begin Material for this exercise

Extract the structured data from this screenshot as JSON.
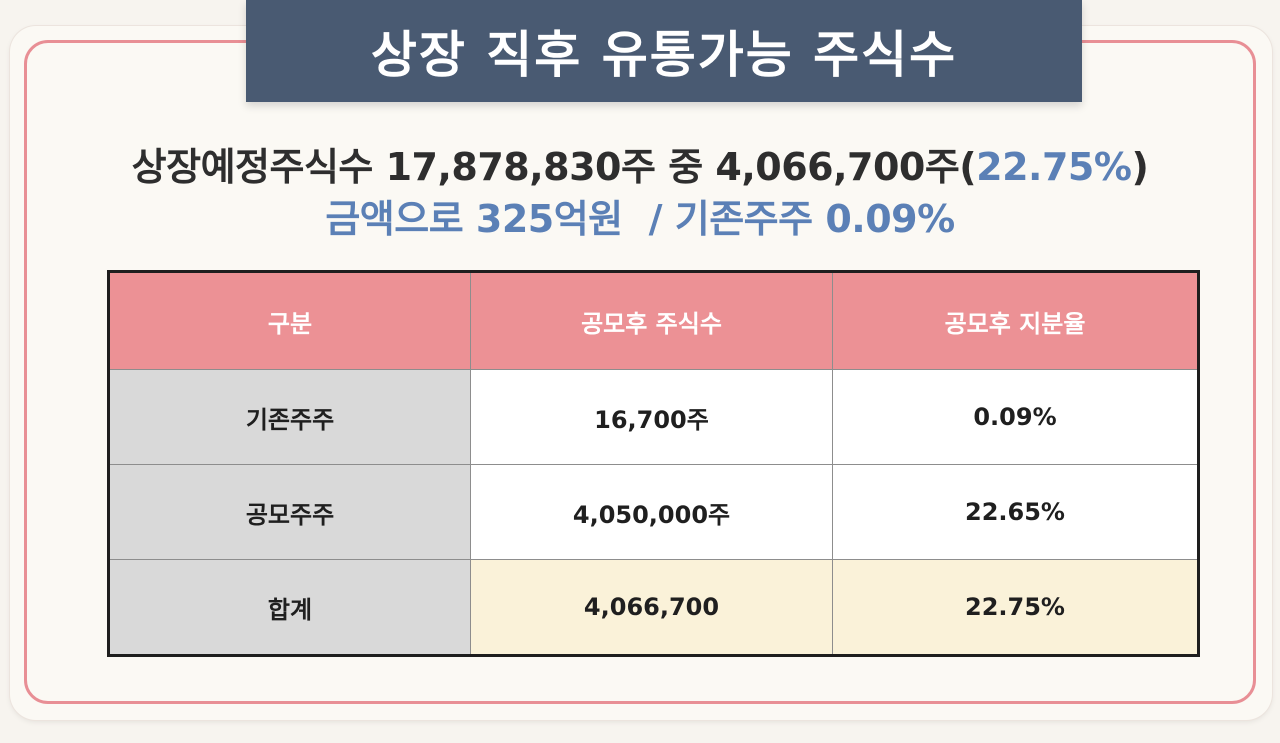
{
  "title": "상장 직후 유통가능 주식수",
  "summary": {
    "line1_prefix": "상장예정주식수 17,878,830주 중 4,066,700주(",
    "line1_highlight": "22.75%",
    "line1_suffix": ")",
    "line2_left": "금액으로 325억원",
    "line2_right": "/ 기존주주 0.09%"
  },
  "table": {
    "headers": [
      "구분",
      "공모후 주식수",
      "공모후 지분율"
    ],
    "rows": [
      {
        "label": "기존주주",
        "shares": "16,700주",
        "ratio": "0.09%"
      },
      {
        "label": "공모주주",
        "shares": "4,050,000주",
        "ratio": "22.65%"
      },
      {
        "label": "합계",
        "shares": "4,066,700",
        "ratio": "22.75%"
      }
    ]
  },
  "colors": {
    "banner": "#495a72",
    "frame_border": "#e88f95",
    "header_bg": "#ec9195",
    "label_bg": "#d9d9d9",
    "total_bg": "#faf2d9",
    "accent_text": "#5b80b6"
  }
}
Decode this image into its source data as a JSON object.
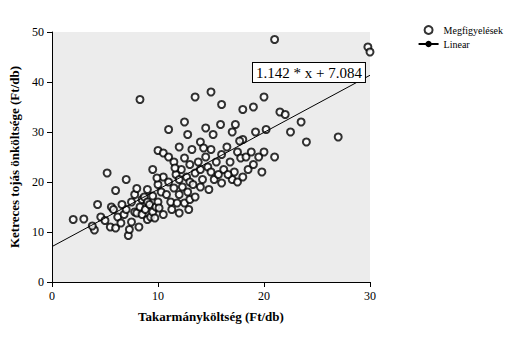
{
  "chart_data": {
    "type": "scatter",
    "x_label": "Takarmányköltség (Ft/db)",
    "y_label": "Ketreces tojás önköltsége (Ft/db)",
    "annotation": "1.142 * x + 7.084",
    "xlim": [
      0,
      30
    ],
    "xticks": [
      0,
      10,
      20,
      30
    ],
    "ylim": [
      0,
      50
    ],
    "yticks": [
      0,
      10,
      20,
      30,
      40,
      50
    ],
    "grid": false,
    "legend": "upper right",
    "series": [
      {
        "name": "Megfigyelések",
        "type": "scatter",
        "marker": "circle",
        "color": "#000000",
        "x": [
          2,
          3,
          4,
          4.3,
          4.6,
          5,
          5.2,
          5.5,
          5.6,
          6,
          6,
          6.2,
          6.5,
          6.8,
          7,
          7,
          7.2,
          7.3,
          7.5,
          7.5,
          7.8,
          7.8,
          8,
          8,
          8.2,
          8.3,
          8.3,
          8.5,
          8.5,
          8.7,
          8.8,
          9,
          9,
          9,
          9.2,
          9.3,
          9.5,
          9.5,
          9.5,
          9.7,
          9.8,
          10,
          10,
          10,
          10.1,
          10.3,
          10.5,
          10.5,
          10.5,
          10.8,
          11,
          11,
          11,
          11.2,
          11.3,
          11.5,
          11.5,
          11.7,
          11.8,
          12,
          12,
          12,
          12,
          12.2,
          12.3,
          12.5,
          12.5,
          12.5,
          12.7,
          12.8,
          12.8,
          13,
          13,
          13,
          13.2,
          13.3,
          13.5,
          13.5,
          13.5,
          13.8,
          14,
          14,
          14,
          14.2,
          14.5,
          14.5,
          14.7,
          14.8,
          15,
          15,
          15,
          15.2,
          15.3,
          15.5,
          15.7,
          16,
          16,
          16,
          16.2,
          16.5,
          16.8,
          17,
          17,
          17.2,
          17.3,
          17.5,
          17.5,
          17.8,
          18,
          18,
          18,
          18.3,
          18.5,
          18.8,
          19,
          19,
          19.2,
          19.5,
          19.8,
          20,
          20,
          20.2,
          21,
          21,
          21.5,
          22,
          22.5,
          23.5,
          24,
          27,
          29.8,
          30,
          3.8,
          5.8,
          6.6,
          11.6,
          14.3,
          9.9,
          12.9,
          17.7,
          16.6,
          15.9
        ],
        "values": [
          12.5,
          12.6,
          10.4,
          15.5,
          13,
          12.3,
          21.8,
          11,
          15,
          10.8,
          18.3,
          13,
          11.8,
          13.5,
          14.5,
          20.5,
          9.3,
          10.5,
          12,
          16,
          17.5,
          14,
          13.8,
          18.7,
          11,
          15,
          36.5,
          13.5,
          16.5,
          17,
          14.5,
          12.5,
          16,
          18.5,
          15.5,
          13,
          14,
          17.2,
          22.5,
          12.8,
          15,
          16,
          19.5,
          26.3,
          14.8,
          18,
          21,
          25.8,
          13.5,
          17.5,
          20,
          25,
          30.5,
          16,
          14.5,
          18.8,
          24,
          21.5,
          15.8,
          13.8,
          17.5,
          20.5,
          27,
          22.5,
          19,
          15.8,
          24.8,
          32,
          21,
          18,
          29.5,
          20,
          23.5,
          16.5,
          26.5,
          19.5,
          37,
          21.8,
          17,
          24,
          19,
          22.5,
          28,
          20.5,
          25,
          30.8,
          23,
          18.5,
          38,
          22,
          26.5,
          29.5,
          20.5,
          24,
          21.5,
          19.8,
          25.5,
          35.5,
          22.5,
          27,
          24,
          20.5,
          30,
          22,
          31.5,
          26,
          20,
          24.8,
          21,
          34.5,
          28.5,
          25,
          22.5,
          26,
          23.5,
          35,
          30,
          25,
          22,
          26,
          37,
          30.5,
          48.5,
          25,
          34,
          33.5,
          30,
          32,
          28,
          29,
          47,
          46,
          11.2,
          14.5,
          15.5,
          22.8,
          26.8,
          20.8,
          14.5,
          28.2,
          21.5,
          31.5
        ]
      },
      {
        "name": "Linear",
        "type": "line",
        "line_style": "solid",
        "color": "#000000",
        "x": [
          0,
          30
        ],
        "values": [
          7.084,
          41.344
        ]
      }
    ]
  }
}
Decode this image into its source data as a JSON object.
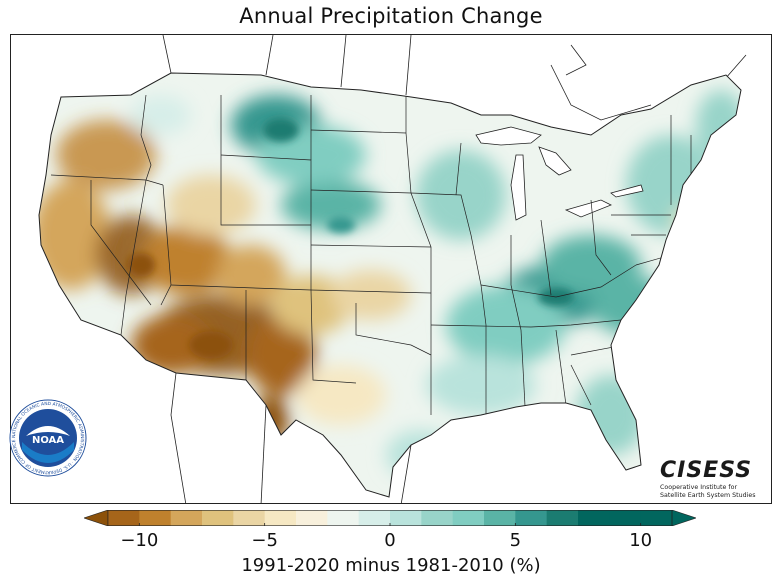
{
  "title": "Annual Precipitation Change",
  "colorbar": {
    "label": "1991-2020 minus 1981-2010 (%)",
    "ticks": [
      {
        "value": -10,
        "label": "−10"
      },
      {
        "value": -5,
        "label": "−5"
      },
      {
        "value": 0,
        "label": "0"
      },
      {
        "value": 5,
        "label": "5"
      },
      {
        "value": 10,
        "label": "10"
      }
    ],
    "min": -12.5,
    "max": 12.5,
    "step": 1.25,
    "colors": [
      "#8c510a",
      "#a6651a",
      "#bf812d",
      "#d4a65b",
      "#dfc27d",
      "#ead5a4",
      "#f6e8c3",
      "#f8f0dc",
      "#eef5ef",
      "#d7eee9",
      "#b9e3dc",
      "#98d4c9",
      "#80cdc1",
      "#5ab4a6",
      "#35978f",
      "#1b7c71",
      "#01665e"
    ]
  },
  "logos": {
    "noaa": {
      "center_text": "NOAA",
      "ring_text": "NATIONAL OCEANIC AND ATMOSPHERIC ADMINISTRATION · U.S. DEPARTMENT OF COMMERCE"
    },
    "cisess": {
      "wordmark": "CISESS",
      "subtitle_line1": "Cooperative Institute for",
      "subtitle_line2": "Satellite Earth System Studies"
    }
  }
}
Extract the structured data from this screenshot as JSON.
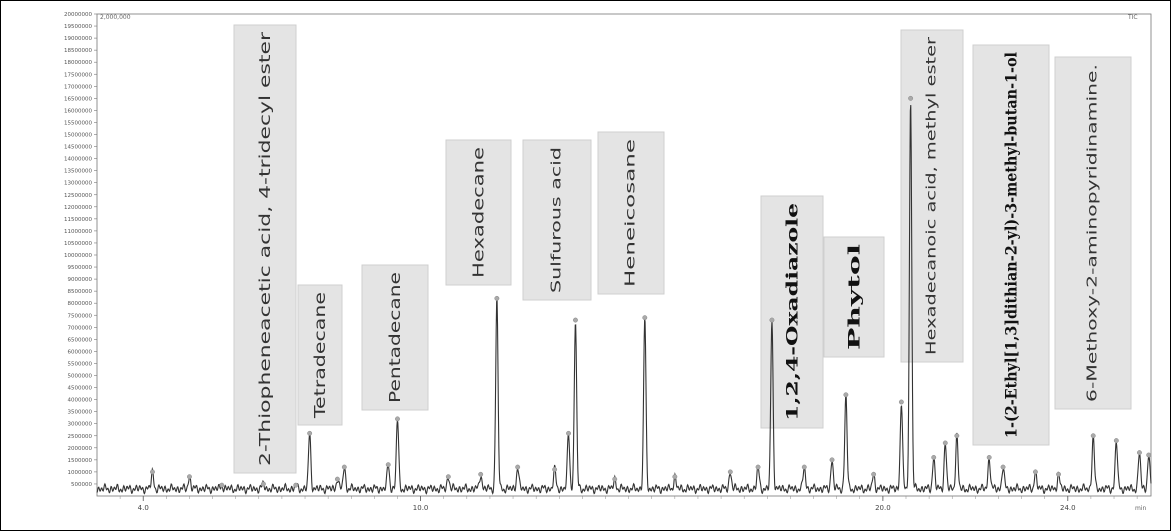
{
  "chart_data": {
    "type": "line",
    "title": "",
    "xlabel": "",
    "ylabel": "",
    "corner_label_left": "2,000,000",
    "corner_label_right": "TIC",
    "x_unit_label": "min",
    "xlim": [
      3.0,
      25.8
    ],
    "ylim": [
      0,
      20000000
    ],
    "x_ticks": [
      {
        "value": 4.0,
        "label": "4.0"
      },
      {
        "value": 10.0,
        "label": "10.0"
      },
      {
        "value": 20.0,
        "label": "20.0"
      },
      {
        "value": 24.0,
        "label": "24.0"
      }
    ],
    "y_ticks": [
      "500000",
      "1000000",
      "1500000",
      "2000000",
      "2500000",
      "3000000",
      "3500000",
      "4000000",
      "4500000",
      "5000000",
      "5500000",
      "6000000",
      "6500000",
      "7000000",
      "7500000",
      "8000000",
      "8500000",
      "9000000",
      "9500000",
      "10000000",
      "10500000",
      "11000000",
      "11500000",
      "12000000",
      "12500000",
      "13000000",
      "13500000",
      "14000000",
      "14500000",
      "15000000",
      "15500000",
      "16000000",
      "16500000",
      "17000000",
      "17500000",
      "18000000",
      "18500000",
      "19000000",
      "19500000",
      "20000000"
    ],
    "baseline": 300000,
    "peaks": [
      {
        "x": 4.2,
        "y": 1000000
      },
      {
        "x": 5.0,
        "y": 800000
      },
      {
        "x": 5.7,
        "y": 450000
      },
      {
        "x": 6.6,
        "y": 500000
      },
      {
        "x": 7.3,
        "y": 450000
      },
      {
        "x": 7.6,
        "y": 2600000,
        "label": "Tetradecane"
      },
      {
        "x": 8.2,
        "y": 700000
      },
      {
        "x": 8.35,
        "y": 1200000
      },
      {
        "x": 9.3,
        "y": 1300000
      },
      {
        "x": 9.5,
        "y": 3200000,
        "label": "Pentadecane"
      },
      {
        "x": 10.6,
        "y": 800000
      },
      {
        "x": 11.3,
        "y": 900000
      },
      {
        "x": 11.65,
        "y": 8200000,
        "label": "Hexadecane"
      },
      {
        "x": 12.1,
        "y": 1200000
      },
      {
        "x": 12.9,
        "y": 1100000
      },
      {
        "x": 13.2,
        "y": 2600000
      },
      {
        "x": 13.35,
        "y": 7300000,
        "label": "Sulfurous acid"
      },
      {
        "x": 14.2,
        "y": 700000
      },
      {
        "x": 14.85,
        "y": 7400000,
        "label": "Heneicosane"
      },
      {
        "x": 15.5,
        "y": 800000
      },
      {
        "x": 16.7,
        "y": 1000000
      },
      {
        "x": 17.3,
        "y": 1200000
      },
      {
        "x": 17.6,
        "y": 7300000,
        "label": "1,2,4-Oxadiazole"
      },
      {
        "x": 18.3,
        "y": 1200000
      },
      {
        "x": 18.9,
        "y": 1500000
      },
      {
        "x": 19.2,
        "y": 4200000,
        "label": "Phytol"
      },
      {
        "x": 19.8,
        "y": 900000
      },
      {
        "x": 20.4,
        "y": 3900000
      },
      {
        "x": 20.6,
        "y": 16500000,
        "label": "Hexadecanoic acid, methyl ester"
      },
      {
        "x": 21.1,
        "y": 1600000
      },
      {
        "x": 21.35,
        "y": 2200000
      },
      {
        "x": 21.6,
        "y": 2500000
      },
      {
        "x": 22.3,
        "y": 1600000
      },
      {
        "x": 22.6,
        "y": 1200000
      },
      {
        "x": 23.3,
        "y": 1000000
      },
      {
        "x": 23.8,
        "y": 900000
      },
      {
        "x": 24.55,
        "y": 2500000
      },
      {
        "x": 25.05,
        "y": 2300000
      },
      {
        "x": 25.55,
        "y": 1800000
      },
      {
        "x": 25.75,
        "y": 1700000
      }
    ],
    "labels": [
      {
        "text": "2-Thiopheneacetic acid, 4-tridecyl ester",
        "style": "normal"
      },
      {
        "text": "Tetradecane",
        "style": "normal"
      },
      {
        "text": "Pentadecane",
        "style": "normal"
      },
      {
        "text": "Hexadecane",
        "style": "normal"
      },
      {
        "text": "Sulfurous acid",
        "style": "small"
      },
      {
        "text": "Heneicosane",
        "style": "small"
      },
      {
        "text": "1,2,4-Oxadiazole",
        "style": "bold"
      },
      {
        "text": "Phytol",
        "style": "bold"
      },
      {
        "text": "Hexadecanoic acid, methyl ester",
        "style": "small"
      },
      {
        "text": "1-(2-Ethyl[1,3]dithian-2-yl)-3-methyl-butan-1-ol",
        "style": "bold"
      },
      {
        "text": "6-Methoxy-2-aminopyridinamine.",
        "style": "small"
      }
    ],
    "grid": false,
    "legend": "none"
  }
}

end Material for this exercise

▶ [Do this] Lines that include the word "Hexadecanoic" are to be extracted from the data above.

▶ [Written answer]
        "label": "Hexadecanoic acid, methyl ester"
        "text": "Hexadecanoic acid, methyl ester",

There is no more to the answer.